> WHAT YOU WILL DO
Repeat, without any change, the entries presented below.

> PROVIDED MATERIAL
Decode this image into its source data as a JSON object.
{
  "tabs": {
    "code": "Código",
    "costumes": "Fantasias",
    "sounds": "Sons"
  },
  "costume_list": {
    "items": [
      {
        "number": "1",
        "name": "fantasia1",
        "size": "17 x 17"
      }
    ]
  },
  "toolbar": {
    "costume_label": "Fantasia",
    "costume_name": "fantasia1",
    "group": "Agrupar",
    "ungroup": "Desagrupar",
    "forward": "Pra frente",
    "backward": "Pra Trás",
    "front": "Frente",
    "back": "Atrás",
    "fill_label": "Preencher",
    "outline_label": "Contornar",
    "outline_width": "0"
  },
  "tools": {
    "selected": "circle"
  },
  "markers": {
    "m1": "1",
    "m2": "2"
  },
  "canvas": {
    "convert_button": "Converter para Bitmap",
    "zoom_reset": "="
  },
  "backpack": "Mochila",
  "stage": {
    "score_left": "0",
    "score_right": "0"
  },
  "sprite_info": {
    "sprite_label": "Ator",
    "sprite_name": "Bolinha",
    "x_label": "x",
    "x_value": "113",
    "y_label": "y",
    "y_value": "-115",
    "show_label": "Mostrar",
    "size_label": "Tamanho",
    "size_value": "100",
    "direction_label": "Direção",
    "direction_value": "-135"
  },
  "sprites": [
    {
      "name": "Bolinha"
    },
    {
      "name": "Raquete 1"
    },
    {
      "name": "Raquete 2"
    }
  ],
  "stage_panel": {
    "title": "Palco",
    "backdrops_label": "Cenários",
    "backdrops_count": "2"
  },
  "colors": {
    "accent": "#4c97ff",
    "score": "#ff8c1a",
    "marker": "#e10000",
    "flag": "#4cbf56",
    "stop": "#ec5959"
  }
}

> EXERCISE OUTPUT
Decode this image into its source data as a JSON object.
{
  "tabs": {
    "code": "Código",
    "costumes": "Fantasias",
    "sounds": "Sons"
  },
  "costume_list": {
    "items": [
      {
        "number": "1",
        "name": "fantasia1",
        "size": "17 x 17"
      }
    ]
  },
  "toolbar": {
    "costume_label": "Fantasia",
    "costume_name": "fantasia1",
    "group": "Agrupar",
    "ungroup": "Desagrupar",
    "forward": "Pra frente",
    "backward": "Pra Trás",
    "front": "Frente",
    "back": "Atrás",
    "fill_label": "Preencher",
    "outline_label": "Contornar",
    "outline_width": "0"
  },
  "tools": {
    "selected": "circle"
  },
  "markers": {
    "m1": "1",
    "m2": "2"
  },
  "canvas": {
    "convert_button": "Converter para Bitmap",
    "zoom_reset": "="
  },
  "backpack": "Mochila",
  "stage": {
    "score_left": "0",
    "score_right": "0"
  },
  "sprite_info": {
    "sprite_label": "Ator",
    "sprite_name": "Bolinha",
    "x_label": "x",
    "x_value": "113",
    "y_label": "y",
    "y_value": "-115",
    "show_label": "Mostrar",
    "size_label": "Tamanho",
    "size_value": "100",
    "direction_label": "Direção",
    "direction_value": "-135"
  },
  "sprites": [
    {
      "name": "Bolinha"
    },
    {
      "name": "Raquete 1"
    },
    {
      "name": "Raquete 2"
    }
  ],
  "stage_panel": {
    "title": "Palco",
    "backdrops_label": "Cenários",
    "backdrops_count": "2"
  },
  "colors": {
    "accent": "#4c97ff",
    "score": "#ff8c1a",
    "marker": "#e10000",
    "flag": "#4cbf56",
    "stop": "#ec5959"
  }
}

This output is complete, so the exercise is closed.